**Task input**:
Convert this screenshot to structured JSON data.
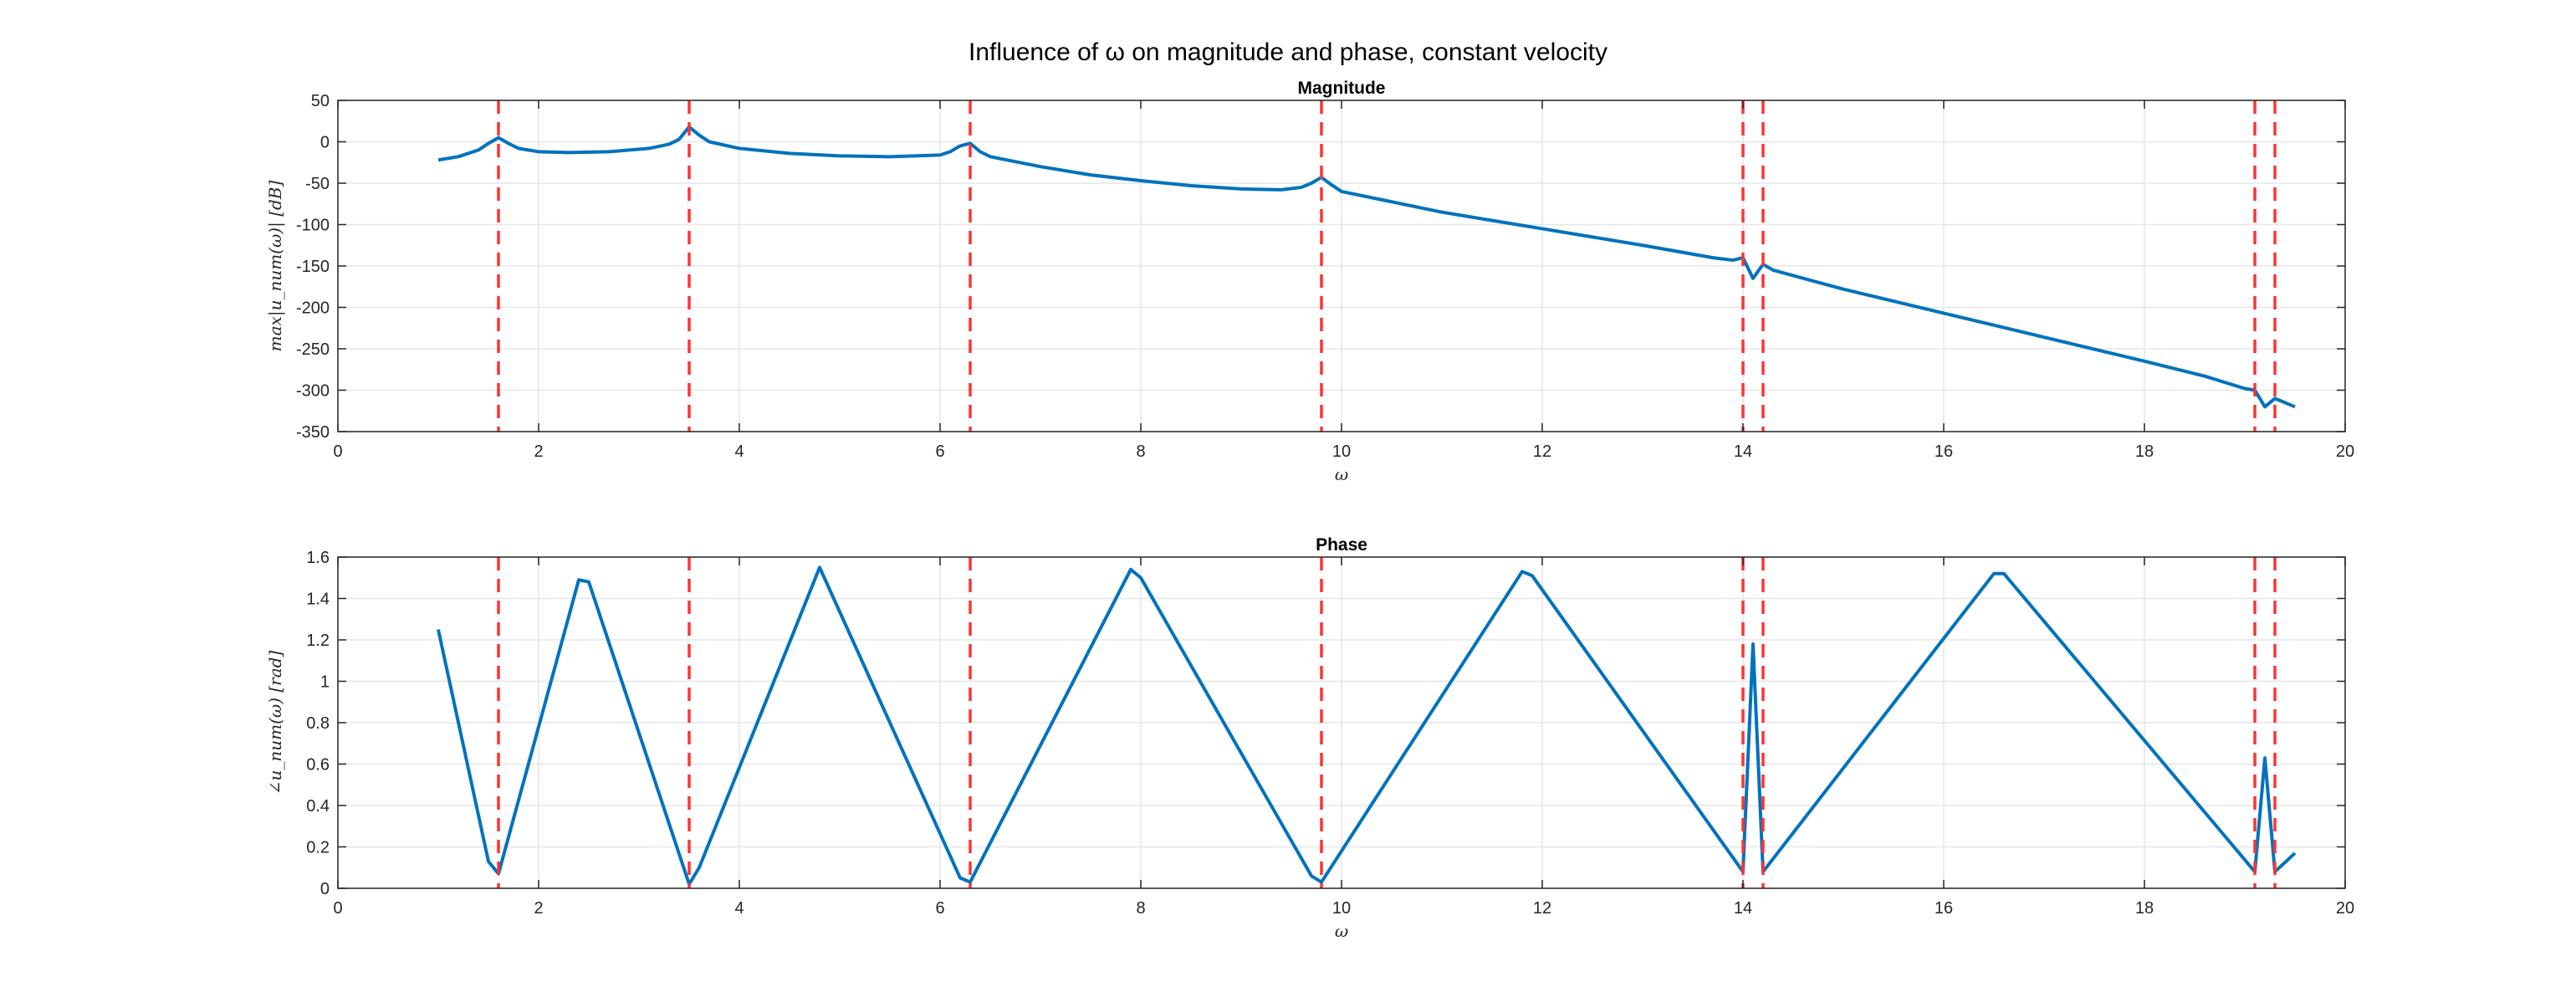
{
  "figure": {
    "title": "Influence of ω on magnitude and phase, constant velocity"
  },
  "colors": {
    "line": "#0072BD",
    "marker": "#FF3333",
    "grid": "#e6e6e6",
    "axis": "#262626"
  },
  "chart_data": [
    {
      "type": "line",
      "title": "Magnitude",
      "xlabel": "ω",
      "ylabel": "max|u_num(ω)| [dB]",
      "xlim": [
        0,
        20
      ],
      "ylim": [
        -350,
        50
      ],
      "xticks": [
        0,
        2,
        4,
        6,
        8,
        10,
        12,
        14,
        16,
        18,
        20
      ],
      "yticks": [
        50,
        0,
        -50,
        -100,
        -150,
        -200,
        -250,
        -300,
        -350
      ],
      "grid": true,
      "vlines": [
        1.6,
        3.5,
        6.3,
        9.8,
        14.0,
        14.2,
        19.1,
        19.3
      ],
      "x": [
        1.0,
        1.2,
        1.4,
        1.5,
        1.6,
        1.7,
        1.8,
        2.0,
        2.3,
        2.7,
        3.1,
        3.3,
        3.4,
        3.5,
        3.6,
        3.7,
        4.0,
        4.5,
        5.0,
        5.5,
        6.0,
        6.1,
        6.2,
        6.3,
        6.4,
        6.5,
        7.0,
        7.5,
        8.0,
        8.5,
        9.0,
        9.4,
        9.6,
        9.7,
        9.8,
        9.9,
        10.0,
        11.0,
        12.0,
        13.0,
        13.7,
        13.9,
        14.0,
        14.1,
        14.2,
        14.3,
        15.0,
        16.0,
        17.0,
        18.0,
        18.6,
        19.0,
        19.1,
        19.2,
        19.3,
        19.5
      ],
      "series": [
        {
          "values": [
            -22,
            -18,
            -10,
            -2,
            5,
            -2,
            -8,
            -12,
            -13,
            -12,
            -8,
            -3,
            3,
            18,
            8,
            0,
            -8,
            -14,
            -17,
            -18,
            -16,
            -12,
            -5,
            -2,
            -12,
            -18,
            -30,
            -40,
            -47,
            -53,
            -57,
            -58,
            -55,
            -50,
            -43,
            -52,
            -60,
            -85,
            -105,
            -125,
            -140,
            -143,
            -140,
            -165,
            -148,
            -155,
            -178,
            -207,
            -236,
            -265,
            -283,
            -298,
            -300,
            -320,
            -310,
            -320
          ]
        }
      ]
    },
    {
      "type": "line",
      "title": "Phase",
      "xlabel": "ω",
      "ylabel": "∠u_num(ω) [rad]",
      "xlim": [
        0,
        20
      ],
      "ylim": [
        0,
        1.6
      ],
      "xticks": [
        0,
        2,
        4,
        6,
        8,
        10,
        12,
        14,
        16,
        18,
        20
      ],
      "yticks": [
        0,
        0.2,
        0.4,
        0.6,
        0.8,
        1,
        1.2,
        1.4,
        1.6
      ],
      "grid": true,
      "vlines": [
        1.6,
        3.5,
        6.3,
        9.8,
        14.0,
        14.2,
        19.1,
        19.3
      ],
      "x": [
        1.0,
        1.5,
        1.6,
        2.4,
        2.5,
        3.5,
        3.6,
        4.8,
        6.2,
        6.3,
        7.9,
        8.0,
        9.7,
        9.8,
        11.8,
        11.9,
        14.0,
        14.1,
        14.2,
        16.5,
        16.6,
        19.1,
        19.2,
        19.3,
        19.5
      ],
      "series": [
        {
          "values": [
            1.25,
            0.13,
            0.07,
            1.49,
            1.48,
            0.02,
            0.1,
            1.55,
            0.05,
            0.03,
            1.54,
            1.5,
            0.06,
            0.03,
            1.53,
            1.51,
            0.08,
            1.18,
            0.08,
            1.52,
            1.52,
            0.08,
            0.63,
            0.08,
            0.17
          ]
        }
      ]
    }
  ]
}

**What to work on**:
Restate the data above word for word. Do not include the images.

**Response to the exercise**:
Convert this screenshot to structured JSON data.
{
  "figure": {
    "title": "Influence of ω on magnitude and phase, constant velocity"
  },
  "colors": {
    "line": "#0072BD",
    "marker": "#FF3333",
    "grid": "#e6e6e6",
    "axis": "#262626"
  },
  "chart_data": [
    {
      "type": "line",
      "title": "Magnitude",
      "xlabel": "ω",
      "ylabel": "max|u_num(ω)| [dB]",
      "xlim": [
        0,
        20
      ],
      "ylim": [
        -350,
        50
      ],
      "xticks": [
        0,
        2,
        4,
        6,
        8,
        10,
        12,
        14,
        16,
        18,
        20
      ],
      "yticks": [
        50,
        0,
        -50,
        -100,
        -150,
        -200,
        -250,
        -300,
        -350
      ],
      "grid": true,
      "vlines": [
        1.6,
        3.5,
        6.3,
        9.8,
        14.0,
        14.2,
        19.1,
        19.3
      ],
      "x": [
        1.0,
        1.2,
        1.4,
        1.5,
        1.6,
        1.7,
        1.8,
        2.0,
        2.3,
        2.7,
        3.1,
        3.3,
        3.4,
        3.5,
        3.6,
        3.7,
        4.0,
        4.5,
        5.0,
        5.5,
        6.0,
        6.1,
        6.2,
        6.3,
        6.4,
        6.5,
        7.0,
        7.5,
        8.0,
        8.5,
        9.0,
        9.4,
        9.6,
        9.7,
        9.8,
        9.9,
        10.0,
        11.0,
        12.0,
        13.0,
        13.7,
        13.9,
        14.0,
        14.1,
        14.2,
        14.3,
        15.0,
        16.0,
        17.0,
        18.0,
        18.6,
        19.0,
        19.1,
        19.2,
        19.3,
        19.5
      ],
      "series": [
        {
          "values": [
            -22,
            -18,
            -10,
            -2,
            5,
            -2,
            -8,
            -12,
            -13,
            -12,
            -8,
            -3,
            3,
            18,
            8,
            0,
            -8,
            -14,
            -17,
            -18,
            -16,
            -12,
            -5,
            -2,
            -12,
            -18,
            -30,
            -40,
            -47,
            -53,
            -57,
            -58,
            -55,
            -50,
            -43,
            -52,
            -60,
            -85,
            -105,
            -125,
            -140,
            -143,
            -140,
            -165,
            -148,
            -155,
            -178,
            -207,
            -236,
            -265,
            -283,
            -298,
            -300,
            -320,
            -310,
            -320
          ]
        }
      ]
    },
    {
      "type": "line",
      "title": "Phase",
      "xlabel": "ω",
      "ylabel": "∠u_num(ω) [rad]",
      "xlim": [
        0,
        20
      ],
      "ylim": [
        0,
        1.6
      ],
      "xticks": [
        0,
        2,
        4,
        6,
        8,
        10,
        12,
        14,
        16,
        18,
        20
      ],
      "yticks": [
        0,
        0.2,
        0.4,
        0.6,
        0.8,
        1,
        1.2,
        1.4,
        1.6
      ],
      "grid": true,
      "vlines": [
        1.6,
        3.5,
        6.3,
        9.8,
        14.0,
        14.2,
        19.1,
        19.3
      ],
      "x": [
        1.0,
        1.5,
        1.6,
        2.4,
        2.5,
        3.5,
        3.6,
        4.8,
        6.2,
        6.3,
        7.9,
        8.0,
        9.7,
        9.8,
        11.8,
        11.9,
        14.0,
        14.1,
        14.2,
        16.5,
        16.6,
        19.1,
        19.2,
        19.3,
        19.5
      ],
      "series": [
        {
          "values": [
            1.25,
            0.13,
            0.07,
            1.49,
            1.48,
            0.02,
            0.1,
            1.55,
            0.05,
            0.03,
            1.54,
            1.5,
            0.06,
            0.03,
            1.53,
            1.51,
            0.08,
            1.18,
            0.08,
            1.52,
            1.52,
            0.08,
            0.63,
            0.08,
            0.17
          ]
        }
      ]
    }
  ]
}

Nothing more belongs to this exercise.